··· Data lines
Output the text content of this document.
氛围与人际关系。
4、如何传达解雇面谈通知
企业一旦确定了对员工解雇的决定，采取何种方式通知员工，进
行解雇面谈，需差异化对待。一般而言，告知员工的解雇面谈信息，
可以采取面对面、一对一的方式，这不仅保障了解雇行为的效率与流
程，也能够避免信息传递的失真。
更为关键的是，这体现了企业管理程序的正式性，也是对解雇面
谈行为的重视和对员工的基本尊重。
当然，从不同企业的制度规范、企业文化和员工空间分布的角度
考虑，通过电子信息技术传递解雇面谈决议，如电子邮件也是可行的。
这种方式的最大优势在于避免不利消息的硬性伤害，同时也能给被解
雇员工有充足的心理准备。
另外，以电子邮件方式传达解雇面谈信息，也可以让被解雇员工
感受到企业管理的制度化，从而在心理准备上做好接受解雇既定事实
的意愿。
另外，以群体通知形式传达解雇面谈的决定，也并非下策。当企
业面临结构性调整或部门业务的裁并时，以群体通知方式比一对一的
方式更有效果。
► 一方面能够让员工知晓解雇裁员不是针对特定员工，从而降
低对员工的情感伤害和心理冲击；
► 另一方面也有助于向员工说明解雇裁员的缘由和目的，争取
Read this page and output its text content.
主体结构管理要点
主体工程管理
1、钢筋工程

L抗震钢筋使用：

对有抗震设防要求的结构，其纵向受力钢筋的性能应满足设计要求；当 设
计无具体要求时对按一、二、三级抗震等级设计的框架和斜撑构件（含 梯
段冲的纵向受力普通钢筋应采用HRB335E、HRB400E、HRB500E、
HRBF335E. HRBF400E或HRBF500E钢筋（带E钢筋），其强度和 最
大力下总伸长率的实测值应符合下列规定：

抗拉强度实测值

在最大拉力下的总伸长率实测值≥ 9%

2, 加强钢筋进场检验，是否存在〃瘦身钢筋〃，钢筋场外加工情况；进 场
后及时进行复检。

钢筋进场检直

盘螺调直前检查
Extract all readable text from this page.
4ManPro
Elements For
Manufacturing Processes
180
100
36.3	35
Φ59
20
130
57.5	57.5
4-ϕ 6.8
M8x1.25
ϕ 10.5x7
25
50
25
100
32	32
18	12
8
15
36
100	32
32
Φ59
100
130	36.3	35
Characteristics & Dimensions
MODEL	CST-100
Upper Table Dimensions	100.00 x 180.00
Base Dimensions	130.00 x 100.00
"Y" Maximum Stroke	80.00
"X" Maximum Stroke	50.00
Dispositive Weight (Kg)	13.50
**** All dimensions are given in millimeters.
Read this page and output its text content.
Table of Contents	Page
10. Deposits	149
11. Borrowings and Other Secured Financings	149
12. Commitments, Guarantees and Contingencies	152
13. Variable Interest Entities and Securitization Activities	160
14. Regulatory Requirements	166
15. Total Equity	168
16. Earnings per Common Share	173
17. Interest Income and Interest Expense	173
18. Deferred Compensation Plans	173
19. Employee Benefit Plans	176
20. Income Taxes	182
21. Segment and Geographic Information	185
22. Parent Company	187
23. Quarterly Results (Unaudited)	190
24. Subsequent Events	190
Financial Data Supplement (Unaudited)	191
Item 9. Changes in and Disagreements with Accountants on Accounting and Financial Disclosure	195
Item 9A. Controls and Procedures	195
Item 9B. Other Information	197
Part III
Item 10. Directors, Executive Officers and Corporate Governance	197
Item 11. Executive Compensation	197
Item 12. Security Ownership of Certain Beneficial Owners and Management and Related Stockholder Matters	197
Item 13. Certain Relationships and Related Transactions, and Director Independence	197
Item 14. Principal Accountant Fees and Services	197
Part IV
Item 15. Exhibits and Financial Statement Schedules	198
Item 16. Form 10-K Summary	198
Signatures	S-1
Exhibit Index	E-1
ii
······
**Required work**
Write out the entire listing exactly.

**Task output**
Output the text content of this document.
氛围与人际关系。
4、如何传达解雇面谈通知
企业一旦确定了对员工解雇的决定，采取何种方式通知员工，进
行解雇面谈，需差异化对待。一般而言，告知员工的解雇面谈信息，
可以采取面对面、一对一的方式，这不仅保障了解雇行为的效率与流
程，也能够避免信息传递的失真。
更为关键的是，这体现了企业管理程序的正式性，也是对解雇面
谈行为的重视和对员工的基本尊重。
当然，从不同企业的制度规范、企业文化和员工空间分布的角度
考虑，通过电子信息技术传递解雇面谈决议，如电子邮件也是可行的。
这种方式的最大优势在于避免不利消息的硬性伤害，同时也能给被解
雇员工有充足的心理准备。
另外，以电子邮件方式传达解雇面谈信息，也可以让被解雇员工
感受到企业管理的制度化，从而在心理准备上做好接受解雇既定事实
的意愿。
另外，以群体通知形式传达解雇面谈的决定，也并非下策。当企
业面临结构性调整或部门业务的裁并时，以群体通知方式比一对一的
方式更有效果。
► 一方面能够让员工知晓解雇裁员不是针对特定员工，从而降
低对员工的情感伤害和心理冲击；
► 另一方面也有助于向员工说明解雇裁员的缘由和目的，争取
Read this page and output its text content.
主体结构管理要点
主体工程管理
1、钢筋工程

L抗震钢筋使用：

对有抗震设防要求的结构，其纵向受力钢筋的性能应满足设计要求；当 设
计无具体要求时对按一、二、三级抗震等级设计的框架和斜撑构件（含 梯
段冲的纵向受力普通钢筋应采用HRB335E、HRB400E、HRB500E、
HRBF335E. HRBF400E或HRBF500E钢筋（带E钢筋），其强度和 最
大力下总伸长率的实测值应符合下列规定：

抗拉强度实测值

在最大拉力下的总伸长率实测值≥ 9%

2, 加强钢筋进场检验，是否存在〃瘦身钢筋〃，钢筋场外加工情况；进 场
后及时进行复检。

钢筋进场检直

盘螺调直前检查
Extract all readable text from this page.
4ManPro
Elements For
Manufacturing Processes
180
100
36.3	35
Φ59
20
130
57.5	57.5
4-ϕ 6.8
M8x1.25
ϕ 10.5x7
25
50
25
100
32	32
18	12
8
15
36
100	32
32
Φ59
100
130	36.3	35
Characteristics & Dimensions
MODEL	CST-100
Upper Table Dimensions	100.00 x 180.00
Base Dimensions	130.00 x 100.00
"Y" Maximum Stroke	80.00
"X" Maximum Stroke	50.00
Dispositive Weight (Kg)	13.50
**** All dimensions are given in millimeters.
Read this page and output its text content.
Table of Contents	Page
10. Deposits	149
11. Borrowings and Other Secured Financings	149
12. Commitments, Guarantees and Contingencies	152
13. Variable Interest Entities and Securitization Activities	160
14. Regulatory Requirements	166
15. Total Equity	168
16. Earnings per Common Share	173
17. Interest Income and Interest Expense	173
18. Deferred Compensation Plans	173
19. Employee Benefit Plans	176
20. Income Taxes	182
21. Segment and Geographic Information	185
22. Parent Company	187
23. Quarterly Results (Unaudited)	190
24. Subsequent Events	190
Financial Data Supplement (Unaudited)	191
Item 9. Changes in and Disagreements with Accountants on Accounting and Financial Disclosure	195
Item 9A. Controls and Procedures	195
Item 9B. Other Information	197
Part III
Item 10. Directors, Executive Officers and Corporate Governance	197
Item 11. Executive Compensation	197
Item 12. Security Ownership of Certain Beneficial Owners and Management and Related Stockholder Matters	197
Item 13. Certain Relationships and Related Transactions, and Director Independence	197
Item 14. Principal Accountant Fees and Services	197
Part IV
Item 15. Exhibits and Financial Statement Schedules	198
Item 16. Form 10-K Summary	198
Signatures	S-1
Exhibit Index	E-1
ii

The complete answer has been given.